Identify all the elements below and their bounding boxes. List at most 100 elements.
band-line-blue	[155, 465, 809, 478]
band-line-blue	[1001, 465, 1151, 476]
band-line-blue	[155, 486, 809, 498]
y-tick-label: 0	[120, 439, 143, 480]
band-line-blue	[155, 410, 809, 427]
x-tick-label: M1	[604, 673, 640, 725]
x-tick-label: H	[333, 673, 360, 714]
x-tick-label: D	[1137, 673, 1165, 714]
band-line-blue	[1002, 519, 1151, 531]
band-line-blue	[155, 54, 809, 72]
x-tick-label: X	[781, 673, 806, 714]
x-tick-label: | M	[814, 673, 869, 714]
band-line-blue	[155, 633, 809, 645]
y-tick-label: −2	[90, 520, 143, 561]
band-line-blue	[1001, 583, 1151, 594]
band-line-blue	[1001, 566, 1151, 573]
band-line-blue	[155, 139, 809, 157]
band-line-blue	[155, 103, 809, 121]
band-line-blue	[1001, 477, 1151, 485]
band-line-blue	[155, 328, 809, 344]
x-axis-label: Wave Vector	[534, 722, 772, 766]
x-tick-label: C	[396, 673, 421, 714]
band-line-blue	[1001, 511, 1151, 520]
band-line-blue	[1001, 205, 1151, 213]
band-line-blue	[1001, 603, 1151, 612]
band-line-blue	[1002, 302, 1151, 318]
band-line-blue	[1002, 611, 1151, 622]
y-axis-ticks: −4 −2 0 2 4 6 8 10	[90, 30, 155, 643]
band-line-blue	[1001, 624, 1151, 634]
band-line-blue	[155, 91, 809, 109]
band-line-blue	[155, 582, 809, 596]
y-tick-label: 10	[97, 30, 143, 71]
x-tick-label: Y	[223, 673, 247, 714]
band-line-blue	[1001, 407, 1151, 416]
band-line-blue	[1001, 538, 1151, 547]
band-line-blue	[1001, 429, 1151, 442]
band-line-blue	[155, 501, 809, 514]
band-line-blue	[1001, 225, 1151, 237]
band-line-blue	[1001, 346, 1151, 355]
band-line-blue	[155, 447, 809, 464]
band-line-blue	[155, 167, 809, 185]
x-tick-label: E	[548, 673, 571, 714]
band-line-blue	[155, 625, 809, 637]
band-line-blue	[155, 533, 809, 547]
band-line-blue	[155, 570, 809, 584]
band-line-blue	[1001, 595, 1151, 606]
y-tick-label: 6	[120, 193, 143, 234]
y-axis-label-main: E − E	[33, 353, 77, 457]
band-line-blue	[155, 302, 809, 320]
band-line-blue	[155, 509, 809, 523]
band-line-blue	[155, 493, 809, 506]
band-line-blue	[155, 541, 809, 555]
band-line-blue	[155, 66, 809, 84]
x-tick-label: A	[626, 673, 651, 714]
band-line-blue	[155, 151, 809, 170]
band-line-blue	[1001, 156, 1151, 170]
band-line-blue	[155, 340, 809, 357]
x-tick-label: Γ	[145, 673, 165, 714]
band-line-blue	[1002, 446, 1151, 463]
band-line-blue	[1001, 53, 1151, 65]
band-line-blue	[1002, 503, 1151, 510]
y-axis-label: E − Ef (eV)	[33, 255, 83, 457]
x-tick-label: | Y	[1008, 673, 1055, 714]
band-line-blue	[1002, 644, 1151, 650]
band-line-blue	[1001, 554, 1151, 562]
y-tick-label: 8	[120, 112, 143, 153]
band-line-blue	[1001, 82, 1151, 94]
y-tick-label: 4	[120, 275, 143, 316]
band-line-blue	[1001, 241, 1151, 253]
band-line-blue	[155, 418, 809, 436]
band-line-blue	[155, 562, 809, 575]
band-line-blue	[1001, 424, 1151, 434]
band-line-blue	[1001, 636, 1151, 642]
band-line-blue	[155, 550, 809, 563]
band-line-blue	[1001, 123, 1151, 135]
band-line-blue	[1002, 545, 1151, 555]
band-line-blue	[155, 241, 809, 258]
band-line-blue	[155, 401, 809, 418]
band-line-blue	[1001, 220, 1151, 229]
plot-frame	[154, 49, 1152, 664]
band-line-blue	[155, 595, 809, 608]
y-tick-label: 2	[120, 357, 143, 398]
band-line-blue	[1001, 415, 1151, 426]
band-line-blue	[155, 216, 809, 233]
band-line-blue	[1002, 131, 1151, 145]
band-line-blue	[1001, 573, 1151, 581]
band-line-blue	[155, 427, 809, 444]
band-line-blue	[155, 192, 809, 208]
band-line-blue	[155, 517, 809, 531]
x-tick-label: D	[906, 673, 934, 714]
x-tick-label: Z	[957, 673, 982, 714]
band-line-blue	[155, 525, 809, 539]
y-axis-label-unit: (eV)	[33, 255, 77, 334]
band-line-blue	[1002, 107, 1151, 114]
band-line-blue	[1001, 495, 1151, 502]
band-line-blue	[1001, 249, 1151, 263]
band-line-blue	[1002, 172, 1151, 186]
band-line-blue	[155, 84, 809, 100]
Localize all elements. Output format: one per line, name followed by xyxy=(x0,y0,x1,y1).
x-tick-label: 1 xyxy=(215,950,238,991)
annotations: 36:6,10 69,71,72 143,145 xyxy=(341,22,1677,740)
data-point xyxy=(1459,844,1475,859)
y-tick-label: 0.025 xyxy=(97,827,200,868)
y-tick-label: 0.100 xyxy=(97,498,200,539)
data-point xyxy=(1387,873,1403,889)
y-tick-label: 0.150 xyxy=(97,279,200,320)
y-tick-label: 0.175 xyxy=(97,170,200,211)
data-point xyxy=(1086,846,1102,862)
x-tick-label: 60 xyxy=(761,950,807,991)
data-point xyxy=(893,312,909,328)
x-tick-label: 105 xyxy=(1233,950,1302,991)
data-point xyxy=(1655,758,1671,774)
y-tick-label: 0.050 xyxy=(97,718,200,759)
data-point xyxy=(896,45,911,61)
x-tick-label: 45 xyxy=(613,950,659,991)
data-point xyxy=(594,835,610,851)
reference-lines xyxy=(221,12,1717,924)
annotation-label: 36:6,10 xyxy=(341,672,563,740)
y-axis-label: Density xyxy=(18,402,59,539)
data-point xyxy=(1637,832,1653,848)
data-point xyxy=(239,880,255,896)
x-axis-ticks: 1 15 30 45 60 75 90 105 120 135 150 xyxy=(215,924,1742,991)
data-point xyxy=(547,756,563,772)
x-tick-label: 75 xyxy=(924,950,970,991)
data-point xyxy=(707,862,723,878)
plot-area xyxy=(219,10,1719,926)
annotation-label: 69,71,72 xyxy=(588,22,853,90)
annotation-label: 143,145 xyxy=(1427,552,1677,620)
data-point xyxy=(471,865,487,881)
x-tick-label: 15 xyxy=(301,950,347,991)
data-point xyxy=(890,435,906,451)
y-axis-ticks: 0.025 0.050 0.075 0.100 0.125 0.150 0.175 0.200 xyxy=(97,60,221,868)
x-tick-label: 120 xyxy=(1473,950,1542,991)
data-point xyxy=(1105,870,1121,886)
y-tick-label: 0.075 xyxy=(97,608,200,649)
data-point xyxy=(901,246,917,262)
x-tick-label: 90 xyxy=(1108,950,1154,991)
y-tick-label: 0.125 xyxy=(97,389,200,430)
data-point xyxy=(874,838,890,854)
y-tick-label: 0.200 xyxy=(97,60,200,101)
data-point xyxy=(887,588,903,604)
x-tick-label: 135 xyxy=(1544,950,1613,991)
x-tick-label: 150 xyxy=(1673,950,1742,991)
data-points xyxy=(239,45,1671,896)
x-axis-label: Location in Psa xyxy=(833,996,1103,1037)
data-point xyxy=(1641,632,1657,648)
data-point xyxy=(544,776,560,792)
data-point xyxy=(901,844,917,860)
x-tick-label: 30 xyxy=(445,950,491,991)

-- WHAT IS EXPECTED --
Please copy every line of the records above, keeping each character and each line in the same order.

-- SOLUTION --
Identify all the elements below and their bounding boxes. List at most 100 elements.
band-line-blue	[155, 465, 809, 478]
band-line-blue	[1001, 465, 1151, 476]
band-line-blue	[155, 486, 809, 498]
y-tick-label: 0	[120, 439, 143, 480]
band-line-blue	[155, 410, 809, 427]
x-tick-label: M1	[604, 673, 640, 725]
x-tick-label: H	[333, 673, 360, 714]
x-tick-label: D	[1137, 673, 1165, 714]
band-line-blue	[1002, 519, 1151, 531]
band-line-blue	[155, 54, 809, 72]
x-tick-label: X	[781, 673, 806, 714]
x-tick-label: | M	[814, 673, 869, 714]
band-line-blue	[155, 633, 809, 645]
y-tick-label: −2	[90, 520, 143, 561]
band-line-blue	[1001, 583, 1151, 594]
band-line-blue	[1001, 566, 1151, 573]
band-line-blue	[155, 139, 809, 157]
band-line-blue	[155, 103, 809, 121]
band-line-blue	[1001, 477, 1151, 485]
band-line-blue	[155, 328, 809, 344]
x-axis-label: Wave Vector	[534, 722, 772, 766]
x-tick-label: C	[396, 673, 421, 714]
band-line-blue	[1001, 511, 1151, 520]
band-line-blue	[1001, 205, 1151, 213]
band-line-blue	[1001, 603, 1151, 612]
band-line-blue	[1002, 302, 1151, 318]
band-line-blue	[1002, 611, 1151, 622]
y-axis-ticks: −4 −2 0 2 4 6 8 10	[90, 30, 155, 643]
band-line-blue	[1001, 624, 1151, 634]
band-line-blue	[155, 91, 809, 109]
band-line-blue	[155, 582, 809, 596]
y-tick-label: 10	[97, 30, 143, 71]
x-tick-label: Y	[223, 673, 247, 714]
band-line-blue	[1001, 407, 1151, 416]
band-line-blue	[1001, 538, 1151, 547]
band-line-blue	[1001, 429, 1151, 442]
band-line-blue	[155, 501, 809, 514]
band-line-blue	[1001, 225, 1151, 237]
band-line-blue	[1001, 346, 1151, 355]
band-line-blue	[155, 447, 809, 464]
band-line-blue	[155, 167, 809, 185]
x-tick-label: E	[548, 673, 571, 714]
band-line-blue	[155, 625, 809, 637]
band-line-blue	[155, 533, 809, 547]
band-line-blue	[155, 570, 809, 584]
band-line-blue	[1001, 595, 1151, 606]
y-tick-label: 6	[120, 193, 143, 234]
y-axis-label-main: E − E	[33, 353, 77, 457]
band-line-blue	[155, 302, 809, 320]
band-line-blue	[155, 509, 809, 523]
band-line-blue	[155, 493, 809, 506]
band-line-blue	[155, 541, 809, 555]
band-line-blue	[155, 66, 809, 84]
x-tick-label: A	[626, 673, 651, 714]
band-line-blue	[155, 151, 809, 170]
band-line-blue	[1001, 156, 1151, 170]
band-line-blue	[155, 340, 809, 357]
x-tick-label: Γ	[145, 673, 165, 714]
band-line-blue	[1002, 446, 1151, 463]
band-line-blue	[1001, 53, 1151, 65]
band-line-blue	[1002, 503, 1151, 510]
y-axis-label: E − Ef (eV)	[33, 255, 83, 457]
x-tick-label: | Y	[1008, 673, 1055, 714]
band-line-blue	[1002, 644, 1151, 650]
band-line-blue	[1001, 554, 1151, 562]
y-tick-label: 8	[120, 112, 143, 153]
band-line-blue	[1001, 82, 1151, 94]
y-tick-label: 4	[120, 275, 143, 316]
band-line-blue	[1001, 241, 1151, 253]
band-line-blue	[155, 418, 809, 436]
band-line-blue	[155, 562, 809, 575]
band-line-blue	[1001, 424, 1151, 434]
band-line-blue	[1001, 636, 1151, 642]
band-line-blue	[155, 550, 809, 563]
band-line-blue	[1001, 123, 1151, 135]
band-line-blue	[1002, 545, 1151, 555]
band-line-blue	[155, 241, 809, 258]
band-line-blue	[155, 401, 809, 418]
band-line-blue	[1001, 220, 1151, 229]
plot-frame	[154, 49, 1152, 664]
band-line-blue	[155, 595, 809, 608]
y-tick-label: 2	[120, 357, 143, 398]
band-line-blue	[1001, 415, 1151, 426]
band-line-blue	[155, 216, 809, 233]
band-line-blue	[1002, 131, 1151, 145]
band-line-blue	[1001, 573, 1151, 581]
band-line-blue	[155, 427, 809, 444]
band-line-blue	[155, 192, 809, 208]
band-line-blue	[155, 517, 809, 531]
x-tick-label: D	[906, 673, 934, 714]
x-tick-label: Z	[957, 673, 982, 714]
band-line-blue	[155, 525, 809, 539]
y-axis-label-unit: (eV)	[33, 255, 77, 334]
band-line-blue	[1002, 107, 1151, 114]
band-line-blue	[1001, 495, 1151, 502]
band-line-blue	[1001, 249, 1151, 263]
band-line-blue	[1002, 172, 1151, 186]
band-line-blue	[155, 84, 809, 100]
Localize all elements. Output format: one per line, name followed by xyxy=(x0,y0,x1,y1).
x-tick-label: 1 xyxy=(215,950,238,991)
annotations: 36:6,10 69,71,72 143,145 xyxy=(341,22,1677,740)
data-point xyxy=(1459,844,1475,859)
y-tick-label: 0.025 xyxy=(97,827,200,868)
y-tick-label: 0.100 xyxy=(97,498,200,539)
data-point xyxy=(1387,873,1403,889)
y-tick-label: 0.150 xyxy=(97,279,200,320)
y-tick-label: 0.175 xyxy=(97,170,200,211)
data-point xyxy=(1086,846,1102,862)
x-tick-label: 60 xyxy=(761,950,807,991)
data-point xyxy=(893,312,909,328)
x-tick-label: 105 xyxy=(1233,950,1302,991)
data-point xyxy=(1655,758,1671,774)
y-tick-label: 0.050 xyxy=(97,718,200,759)
data-point xyxy=(896,45,911,61)
x-tick-label: 45 xyxy=(613,950,659,991)
data-point xyxy=(594,835,610,851)
reference-lines xyxy=(221,12,1717,924)
annotation-label: 36:6,10 xyxy=(341,672,563,740)
y-axis-label: Density xyxy=(18,402,59,539)
data-point xyxy=(1637,832,1653,848)
data-point xyxy=(239,880,255,896)
x-axis-ticks: 1 15 30 45 60 75 90 105 120 135 150 xyxy=(215,924,1742,991)
data-point xyxy=(547,756,563,772)
x-tick-label: 75 xyxy=(924,950,970,991)
data-point xyxy=(707,862,723,878)
plot-area xyxy=(219,10,1719,926)
annotation-label: 69,71,72 xyxy=(588,22,853,90)
annotation-label: 143,145 xyxy=(1427,552,1677,620)
data-point xyxy=(471,865,487,881)
x-tick-label: 15 xyxy=(301,950,347,991)
data-point xyxy=(890,435,906,451)
y-axis-ticks: 0.025 0.050 0.075 0.100 0.125 0.150 0.175 0.200 xyxy=(97,60,221,868)
x-tick-label: 120 xyxy=(1473,950,1542,991)
data-point xyxy=(1105,870,1121,886)
y-tick-label: 0.075 xyxy=(97,608,200,649)
data-point xyxy=(901,246,917,262)
x-tick-label: 90 xyxy=(1108,950,1154,991)
y-tick-label: 0.125 xyxy=(97,389,200,430)
data-point xyxy=(874,838,890,854)
y-tick-label: 0.200 xyxy=(97,60,200,101)
data-point xyxy=(887,588,903,604)
x-tick-label: 135 xyxy=(1544,950,1613,991)
x-tick-label: 150 xyxy=(1673,950,1742,991)
data-points xyxy=(239,45,1671,896)
x-axis-label: Location in Psa xyxy=(833,996,1103,1037)
data-point xyxy=(1641,632,1657,648)
data-point xyxy=(544,776,560,792)
data-point xyxy=(901,844,917,860)
x-tick-label: 30 xyxy=(445,950,491,991)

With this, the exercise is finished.